[Collected data entries]

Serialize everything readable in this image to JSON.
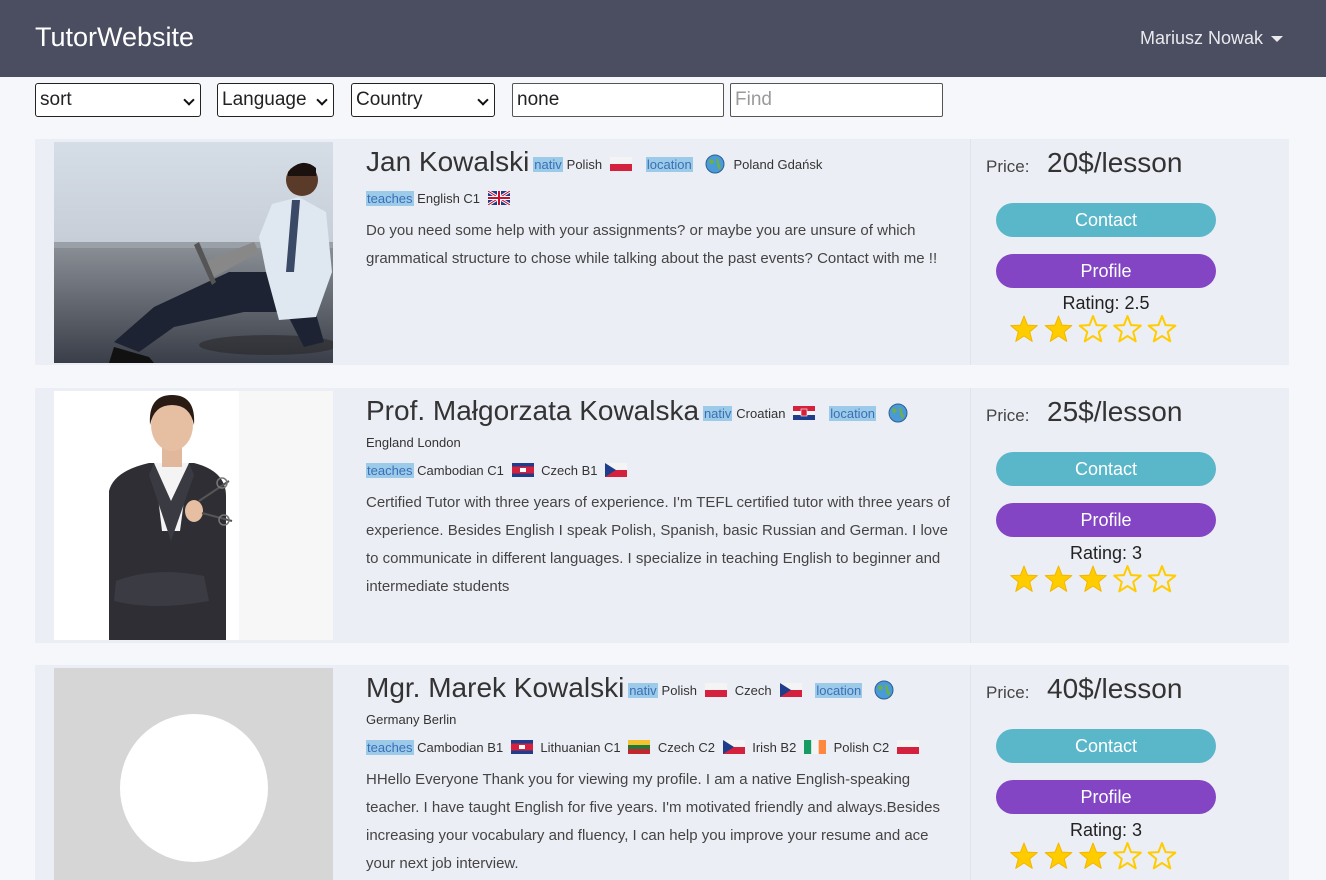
{
  "navbar": {
    "brand": "TutorWebsite",
    "user": "Mariusz Nowak"
  },
  "filters": {
    "sort": "sort",
    "language": "Language",
    "country": "Country",
    "value_input": "none",
    "find_placeholder": "Find"
  },
  "labels": {
    "nativ": "nativ",
    "location": "location",
    "teaches": "teaches",
    "price": "Price:",
    "contact": "Contact",
    "profile": "Profile"
  },
  "tutors": [
    {
      "name": "Jan Kowalski",
      "native": [
        {
          "lang": "Polish",
          "flag": "PL"
        }
      ],
      "location": "Poland Gdańsk",
      "teaches": [
        {
          "lang": "English C1",
          "flag": "GB"
        }
      ],
      "description": "Do you need some help with your assignments? or maybe you are unsure of which grammatical structure to chose while talking about the past events? Contact with me !!",
      "price": "20$/lesson",
      "rating_text": "Rating: 2.5",
      "rating": 2
    },
    {
      "name": "Prof. Małgorzata Kowalska",
      "native": [
        {
          "lang": "Croatian",
          "flag": "HR"
        }
      ],
      "location": "England London",
      "teaches": [
        {
          "lang": "Cambodian C1",
          "flag": "KH"
        },
        {
          "lang": "Czech B1",
          "flag": "CZ"
        }
      ],
      "description": "Certified Tutor with three years of experience. I'm TEFL certified tutor with three years of experience. Besides English I speak Polish, Spanish, basic Russian and German. I love to communicate in different languages. I specialize in teaching English to beginner and intermediate students",
      "price": "25$/lesson",
      "rating_text": "Rating: 3",
      "rating": 3
    },
    {
      "name": "Mgr. Marek Kowalski",
      "native": [
        {
          "lang": "Polish",
          "flag": "PL"
        },
        {
          "lang": "Czech",
          "flag": "CZ"
        }
      ],
      "location": "Germany Berlin",
      "teaches": [
        {
          "lang": "Cambodian B1",
          "flag": "KH"
        },
        {
          "lang": "Lithuanian C1",
          "flag": "LT"
        },
        {
          "lang": "Czech C2",
          "flag": "CZ"
        },
        {
          "lang": "Irish B2",
          "flag": "IE"
        },
        {
          "lang": "Polish C2",
          "flag": "PL"
        }
      ],
      "description": "HHello Everyone Thank you for viewing my profile. I am a native English-speaking teacher. I have taught English for five years. I'm motivated friendly and always.Besides increasing your vocabulary and fluency, I can help you improve your resume and ace your next job interview.",
      "price": "40$/lesson",
      "rating_text": "Rating: 3",
      "rating": 3
    }
  ]
}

The request –
Repeat the records word for word. Any picture in them should be left out.

The reply –
Serialize everything readable in this image to JSON.
{
  "navbar": {
    "brand": "TutorWebsite",
    "user": "Mariusz Nowak"
  },
  "filters": {
    "sort": "sort",
    "language": "Language",
    "country": "Country",
    "value_input": "none",
    "find_placeholder": "Find"
  },
  "labels": {
    "nativ": "nativ",
    "location": "location",
    "teaches": "teaches",
    "price": "Price:",
    "contact": "Contact",
    "profile": "Profile"
  },
  "tutors": [
    {
      "name": "Jan Kowalski",
      "native": [
        {
          "lang": "Polish",
          "flag": "PL"
        }
      ],
      "location": "Poland Gdańsk",
      "teaches": [
        {
          "lang": "English C1",
          "flag": "GB"
        }
      ],
      "description": "Do you need some help with your assignments? or maybe you are unsure of which grammatical structure to chose while talking about the past events? Contact with me !!",
      "price": "20$/lesson",
      "rating_text": "Rating: 2.5",
      "rating": 2
    },
    {
      "name": "Prof. Małgorzata Kowalska",
      "native": [
        {
          "lang": "Croatian",
          "flag": "HR"
        }
      ],
      "location": "England London",
      "teaches": [
        {
          "lang": "Cambodian C1",
          "flag": "KH"
        },
        {
          "lang": "Czech B1",
          "flag": "CZ"
        }
      ],
      "description": "Certified Tutor with three years of experience. I'm TEFL certified tutor with three years of experience. Besides English I speak Polish, Spanish, basic Russian and German. I love to communicate in different languages. I specialize in teaching English to beginner and intermediate students",
      "price": "25$/lesson",
      "rating_text": "Rating: 3",
      "rating": 3
    },
    {
      "name": "Mgr. Marek Kowalski",
      "native": [
        {
          "lang": "Polish",
          "flag": "PL"
        },
        {
          "lang": "Czech",
          "flag": "CZ"
        }
      ],
      "location": "Germany Berlin",
      "teaches": [
        {
          "lang": "Cambodian B1",
          "flag": "KH"
        },
        {
          "lang": "Lithuanian C1",
          "flag": "LT"
        },
        {
          "lang": "Czech C2",
          "flag": "CZ"
        },
        {
          "lang": "Irish B2",
          "flag": "IE"
        },
        {
          "lang": "Polish C2",
          "flag": "PL"
        }
      ],
      "description": "HHello Everyone Thank you for viewing my profile. I am a native English-speaking teacher. I have taught English for five years. I'm motivated friendly and always.Besides increasing your vocabulary and fluency, I can help you improve your resume and ace your next job interview.",
      "price": "40$/lesson",
      "rating_text": "Rating: 3",
      "rating": 3
    }
  ]
}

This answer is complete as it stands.